Problem to solve
Determine how many lines of the records include "天宫二号", and answer with the number alone.

Lines of data:
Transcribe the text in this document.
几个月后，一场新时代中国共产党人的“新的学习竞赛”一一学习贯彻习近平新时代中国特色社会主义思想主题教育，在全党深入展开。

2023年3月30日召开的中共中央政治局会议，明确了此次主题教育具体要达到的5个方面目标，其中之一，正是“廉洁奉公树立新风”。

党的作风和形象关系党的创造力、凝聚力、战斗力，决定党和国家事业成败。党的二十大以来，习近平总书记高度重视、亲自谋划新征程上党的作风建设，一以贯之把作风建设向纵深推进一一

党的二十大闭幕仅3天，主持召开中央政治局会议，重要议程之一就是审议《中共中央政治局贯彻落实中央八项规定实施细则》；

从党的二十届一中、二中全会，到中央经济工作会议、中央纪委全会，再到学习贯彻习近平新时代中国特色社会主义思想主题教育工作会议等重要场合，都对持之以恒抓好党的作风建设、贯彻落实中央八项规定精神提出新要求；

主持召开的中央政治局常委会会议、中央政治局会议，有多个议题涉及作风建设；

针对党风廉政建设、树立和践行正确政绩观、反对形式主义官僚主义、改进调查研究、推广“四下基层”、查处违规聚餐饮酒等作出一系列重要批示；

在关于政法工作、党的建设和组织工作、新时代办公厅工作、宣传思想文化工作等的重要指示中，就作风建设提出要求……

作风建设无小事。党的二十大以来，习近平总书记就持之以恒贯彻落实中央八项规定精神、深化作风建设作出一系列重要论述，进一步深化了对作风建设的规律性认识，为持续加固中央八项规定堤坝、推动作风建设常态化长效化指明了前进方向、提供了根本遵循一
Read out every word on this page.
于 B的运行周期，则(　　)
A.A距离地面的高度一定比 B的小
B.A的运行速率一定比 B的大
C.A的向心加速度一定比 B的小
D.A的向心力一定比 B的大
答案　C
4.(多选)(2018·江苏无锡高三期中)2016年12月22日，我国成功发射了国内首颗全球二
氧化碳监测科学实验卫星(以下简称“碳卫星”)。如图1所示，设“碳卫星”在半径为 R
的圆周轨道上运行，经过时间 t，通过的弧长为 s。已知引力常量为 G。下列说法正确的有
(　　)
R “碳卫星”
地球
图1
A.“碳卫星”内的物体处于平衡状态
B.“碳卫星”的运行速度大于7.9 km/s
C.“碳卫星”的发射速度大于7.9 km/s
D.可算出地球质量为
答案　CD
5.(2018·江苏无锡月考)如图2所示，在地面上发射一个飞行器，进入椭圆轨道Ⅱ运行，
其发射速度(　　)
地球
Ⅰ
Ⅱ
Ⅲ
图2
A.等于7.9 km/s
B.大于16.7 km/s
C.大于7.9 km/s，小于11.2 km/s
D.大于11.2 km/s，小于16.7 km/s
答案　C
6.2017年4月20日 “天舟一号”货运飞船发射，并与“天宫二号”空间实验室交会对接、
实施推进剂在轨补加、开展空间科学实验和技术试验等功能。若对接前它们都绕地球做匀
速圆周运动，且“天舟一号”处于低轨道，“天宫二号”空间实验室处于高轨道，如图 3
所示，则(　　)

The reply
2